### Prompt
Every line with the word "Inflation" in it should be extracted from the data that follows.

### Records provided

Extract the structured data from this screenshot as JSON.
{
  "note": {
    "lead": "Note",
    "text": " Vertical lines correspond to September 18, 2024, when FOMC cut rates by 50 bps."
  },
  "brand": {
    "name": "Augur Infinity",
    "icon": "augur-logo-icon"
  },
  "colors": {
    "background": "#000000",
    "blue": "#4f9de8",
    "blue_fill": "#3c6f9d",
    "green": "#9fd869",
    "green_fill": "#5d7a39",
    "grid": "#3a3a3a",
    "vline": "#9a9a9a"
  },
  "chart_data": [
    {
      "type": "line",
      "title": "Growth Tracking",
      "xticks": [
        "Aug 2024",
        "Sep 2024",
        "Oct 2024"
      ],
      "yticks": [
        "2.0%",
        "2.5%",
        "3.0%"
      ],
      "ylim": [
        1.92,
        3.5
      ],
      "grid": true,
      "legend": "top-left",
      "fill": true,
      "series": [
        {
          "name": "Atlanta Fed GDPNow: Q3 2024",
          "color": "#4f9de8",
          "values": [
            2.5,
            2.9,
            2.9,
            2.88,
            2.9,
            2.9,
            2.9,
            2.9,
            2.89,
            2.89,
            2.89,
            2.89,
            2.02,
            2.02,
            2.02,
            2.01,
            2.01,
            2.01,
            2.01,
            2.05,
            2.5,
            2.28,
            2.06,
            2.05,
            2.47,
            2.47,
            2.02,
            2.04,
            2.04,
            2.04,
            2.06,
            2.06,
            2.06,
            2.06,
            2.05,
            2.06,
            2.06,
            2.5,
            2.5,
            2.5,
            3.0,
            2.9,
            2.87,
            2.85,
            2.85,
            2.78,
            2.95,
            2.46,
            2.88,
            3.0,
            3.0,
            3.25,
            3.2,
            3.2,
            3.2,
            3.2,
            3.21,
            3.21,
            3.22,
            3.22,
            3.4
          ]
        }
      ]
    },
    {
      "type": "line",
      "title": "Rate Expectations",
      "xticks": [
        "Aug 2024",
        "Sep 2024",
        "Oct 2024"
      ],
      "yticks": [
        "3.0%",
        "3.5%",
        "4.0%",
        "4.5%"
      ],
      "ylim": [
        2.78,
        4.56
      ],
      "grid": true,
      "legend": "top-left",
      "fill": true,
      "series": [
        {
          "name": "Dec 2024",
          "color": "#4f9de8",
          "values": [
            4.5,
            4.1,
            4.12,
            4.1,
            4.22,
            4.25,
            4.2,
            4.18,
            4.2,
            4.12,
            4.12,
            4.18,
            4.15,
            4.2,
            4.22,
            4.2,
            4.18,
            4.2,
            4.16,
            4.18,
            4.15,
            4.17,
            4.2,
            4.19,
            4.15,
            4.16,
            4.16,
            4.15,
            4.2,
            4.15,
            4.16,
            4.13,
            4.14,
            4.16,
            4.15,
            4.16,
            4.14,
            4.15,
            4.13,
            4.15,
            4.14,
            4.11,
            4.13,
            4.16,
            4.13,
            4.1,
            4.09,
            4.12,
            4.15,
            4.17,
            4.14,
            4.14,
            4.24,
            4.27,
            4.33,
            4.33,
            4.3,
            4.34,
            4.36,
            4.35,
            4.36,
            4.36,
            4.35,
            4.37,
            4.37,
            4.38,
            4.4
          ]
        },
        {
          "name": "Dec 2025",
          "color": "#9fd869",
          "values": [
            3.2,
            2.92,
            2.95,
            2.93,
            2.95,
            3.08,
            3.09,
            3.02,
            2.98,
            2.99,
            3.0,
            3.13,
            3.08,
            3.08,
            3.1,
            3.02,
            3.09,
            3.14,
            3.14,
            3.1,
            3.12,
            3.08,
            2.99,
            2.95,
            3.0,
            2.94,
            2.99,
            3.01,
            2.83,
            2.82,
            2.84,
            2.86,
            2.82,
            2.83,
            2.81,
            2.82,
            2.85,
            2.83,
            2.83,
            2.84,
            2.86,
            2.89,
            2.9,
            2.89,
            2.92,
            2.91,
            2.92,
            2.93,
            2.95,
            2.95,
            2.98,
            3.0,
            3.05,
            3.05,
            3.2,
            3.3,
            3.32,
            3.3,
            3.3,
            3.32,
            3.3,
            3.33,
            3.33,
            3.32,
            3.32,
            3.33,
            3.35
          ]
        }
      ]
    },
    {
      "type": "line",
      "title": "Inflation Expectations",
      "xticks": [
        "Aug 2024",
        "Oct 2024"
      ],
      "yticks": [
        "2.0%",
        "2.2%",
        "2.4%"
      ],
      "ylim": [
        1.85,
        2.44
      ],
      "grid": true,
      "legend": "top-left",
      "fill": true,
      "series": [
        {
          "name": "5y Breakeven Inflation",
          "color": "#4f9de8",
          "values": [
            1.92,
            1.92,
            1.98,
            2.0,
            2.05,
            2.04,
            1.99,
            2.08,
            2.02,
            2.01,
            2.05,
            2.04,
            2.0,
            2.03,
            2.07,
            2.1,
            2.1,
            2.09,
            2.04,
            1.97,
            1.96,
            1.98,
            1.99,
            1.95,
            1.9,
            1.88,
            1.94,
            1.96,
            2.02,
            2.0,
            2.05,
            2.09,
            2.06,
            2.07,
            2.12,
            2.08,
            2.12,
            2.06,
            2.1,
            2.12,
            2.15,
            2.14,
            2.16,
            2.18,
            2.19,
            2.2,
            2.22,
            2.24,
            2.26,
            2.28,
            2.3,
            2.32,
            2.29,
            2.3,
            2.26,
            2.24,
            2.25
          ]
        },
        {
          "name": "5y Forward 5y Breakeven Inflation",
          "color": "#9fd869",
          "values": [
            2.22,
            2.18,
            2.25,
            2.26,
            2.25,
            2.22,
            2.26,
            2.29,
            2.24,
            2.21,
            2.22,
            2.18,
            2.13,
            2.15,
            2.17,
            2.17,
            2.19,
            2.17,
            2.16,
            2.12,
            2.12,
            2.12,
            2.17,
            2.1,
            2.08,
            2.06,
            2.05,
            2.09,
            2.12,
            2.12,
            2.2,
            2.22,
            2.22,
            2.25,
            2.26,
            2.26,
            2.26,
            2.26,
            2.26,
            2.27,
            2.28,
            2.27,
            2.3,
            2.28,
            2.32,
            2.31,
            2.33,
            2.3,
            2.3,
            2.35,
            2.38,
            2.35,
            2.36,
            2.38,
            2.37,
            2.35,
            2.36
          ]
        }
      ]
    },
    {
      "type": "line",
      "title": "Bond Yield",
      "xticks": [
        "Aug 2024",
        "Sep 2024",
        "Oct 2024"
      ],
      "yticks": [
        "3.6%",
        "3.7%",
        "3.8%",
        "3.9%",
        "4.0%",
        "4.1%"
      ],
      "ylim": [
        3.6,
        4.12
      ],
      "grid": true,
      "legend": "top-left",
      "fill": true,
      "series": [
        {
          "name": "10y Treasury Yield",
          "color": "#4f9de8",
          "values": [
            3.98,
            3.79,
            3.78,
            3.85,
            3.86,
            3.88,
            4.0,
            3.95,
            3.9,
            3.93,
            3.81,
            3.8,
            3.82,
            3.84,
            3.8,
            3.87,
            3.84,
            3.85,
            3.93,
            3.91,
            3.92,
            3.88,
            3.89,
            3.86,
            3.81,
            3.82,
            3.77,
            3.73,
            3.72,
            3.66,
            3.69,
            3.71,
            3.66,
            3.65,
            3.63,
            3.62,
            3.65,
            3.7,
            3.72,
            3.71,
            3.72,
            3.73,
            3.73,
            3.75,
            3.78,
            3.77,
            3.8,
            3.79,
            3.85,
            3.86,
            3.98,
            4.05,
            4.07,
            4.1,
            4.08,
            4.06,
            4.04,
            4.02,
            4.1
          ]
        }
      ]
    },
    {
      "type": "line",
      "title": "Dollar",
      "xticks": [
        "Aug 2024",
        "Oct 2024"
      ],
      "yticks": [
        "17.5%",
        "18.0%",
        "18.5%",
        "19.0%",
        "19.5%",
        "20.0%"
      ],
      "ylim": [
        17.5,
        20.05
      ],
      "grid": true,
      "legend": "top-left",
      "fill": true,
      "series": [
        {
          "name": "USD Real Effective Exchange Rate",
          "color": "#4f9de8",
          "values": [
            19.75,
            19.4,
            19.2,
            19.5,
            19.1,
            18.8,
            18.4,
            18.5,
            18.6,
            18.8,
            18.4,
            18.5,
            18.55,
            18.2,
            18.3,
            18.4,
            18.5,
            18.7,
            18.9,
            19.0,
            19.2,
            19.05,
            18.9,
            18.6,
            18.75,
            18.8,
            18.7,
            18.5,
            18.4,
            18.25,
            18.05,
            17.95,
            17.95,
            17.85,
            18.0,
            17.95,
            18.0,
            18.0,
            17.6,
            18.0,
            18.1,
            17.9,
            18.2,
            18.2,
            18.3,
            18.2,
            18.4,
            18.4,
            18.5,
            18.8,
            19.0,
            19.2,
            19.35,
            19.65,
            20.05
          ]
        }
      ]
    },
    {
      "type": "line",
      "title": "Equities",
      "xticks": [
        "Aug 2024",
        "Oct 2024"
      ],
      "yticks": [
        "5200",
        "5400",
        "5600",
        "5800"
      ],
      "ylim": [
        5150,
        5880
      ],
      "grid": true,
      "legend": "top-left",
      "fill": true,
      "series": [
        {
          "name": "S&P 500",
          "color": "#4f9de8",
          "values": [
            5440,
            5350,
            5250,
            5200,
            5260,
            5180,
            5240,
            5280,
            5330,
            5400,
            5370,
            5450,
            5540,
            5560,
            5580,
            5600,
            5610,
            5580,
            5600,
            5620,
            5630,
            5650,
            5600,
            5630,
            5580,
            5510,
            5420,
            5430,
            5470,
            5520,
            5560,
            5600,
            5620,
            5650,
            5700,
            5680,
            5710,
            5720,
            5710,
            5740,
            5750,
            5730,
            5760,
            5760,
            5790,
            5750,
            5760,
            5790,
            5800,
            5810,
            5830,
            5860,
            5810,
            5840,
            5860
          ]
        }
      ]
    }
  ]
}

######

### Solution
      "title": "Inflation Expectations",
          "name": "5y Breakeven Inflation",
          "name": "5y Forward 5y Breakeven Inflation",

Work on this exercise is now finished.